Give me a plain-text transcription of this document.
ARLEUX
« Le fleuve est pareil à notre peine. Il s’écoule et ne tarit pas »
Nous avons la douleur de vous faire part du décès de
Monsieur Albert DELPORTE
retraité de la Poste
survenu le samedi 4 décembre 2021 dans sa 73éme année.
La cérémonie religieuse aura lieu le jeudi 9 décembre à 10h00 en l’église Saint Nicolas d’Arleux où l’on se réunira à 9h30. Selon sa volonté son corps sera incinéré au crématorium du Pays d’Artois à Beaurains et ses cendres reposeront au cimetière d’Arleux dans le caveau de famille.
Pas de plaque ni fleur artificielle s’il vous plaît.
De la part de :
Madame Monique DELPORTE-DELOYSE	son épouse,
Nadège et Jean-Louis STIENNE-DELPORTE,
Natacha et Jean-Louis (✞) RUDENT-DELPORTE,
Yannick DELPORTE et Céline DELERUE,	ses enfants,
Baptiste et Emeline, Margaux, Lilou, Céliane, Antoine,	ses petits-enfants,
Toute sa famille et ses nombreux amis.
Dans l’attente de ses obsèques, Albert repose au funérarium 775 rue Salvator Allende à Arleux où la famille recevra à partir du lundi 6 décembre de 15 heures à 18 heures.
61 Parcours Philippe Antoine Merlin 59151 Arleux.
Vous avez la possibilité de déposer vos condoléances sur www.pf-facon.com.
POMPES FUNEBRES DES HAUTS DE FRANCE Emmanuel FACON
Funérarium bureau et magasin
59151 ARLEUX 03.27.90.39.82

INSTRUCTION: Print the material above once more, exactly.

COMPLETE ANSWER:
Give me a plain-text transcription of this document.
ARLEUX
« Le fleuve est pareil à notre peine. Il s’écoule et ne tarit pas »
Nous avons la douleur de vous faire part du décès de
Monsieur Albert DELPORTE
retraité de la Poste
survenu le samedi 4 décembre 2021 dans sa 73éme année.
La cérémonie religieuse aura lieu le jeudi 9 décembre à 10h00 en l’église Saint Nicolas d’Arleux où l’on se réunira à 9h30. Selon sa volonté son corps sera incinéré au crématorium du Pays d’Artois à Beaurains et ses cendres reposeront au cimetière d’Arleux dans le caveau de famille.
Pas de plaque ni fleur artificielle s’il vous plaît.
De la part de :
Madame Monique DELPORTE-DELOYSE	son épouse,
Nadège et Jean-Louis STIENNE-DELPORTE,
Natacha et Jean-Louis (✞) RUDENT-DELPORTE,
Yannick DELPORTE et Céline DELERUE,	ses enfants,
Baptiste et Emeline, Margaux, Lilou, Céliane, Antoine,	ses petits-enfants,
Toute sa famille et ses nombreux amis.
Dans l’attente de ses obsèques, Albert repose au funérarium 775 rue Salvator Allende à Arleux où la famille recevra à partir du lundi 6 décembre de 15 heures à 18 heures.
61 Parcours Philippe Antoine Merlin 59151 Arleux.
Vous avez la possibilité de déposer vos condoléances sur www.pf-facon.com.
POMPES FUNEBRES DES HAUTS DE FRANCE Emmanuel FACON
Funérarium bureau et magasin
59151 ARLEUX 03.27.90.39.82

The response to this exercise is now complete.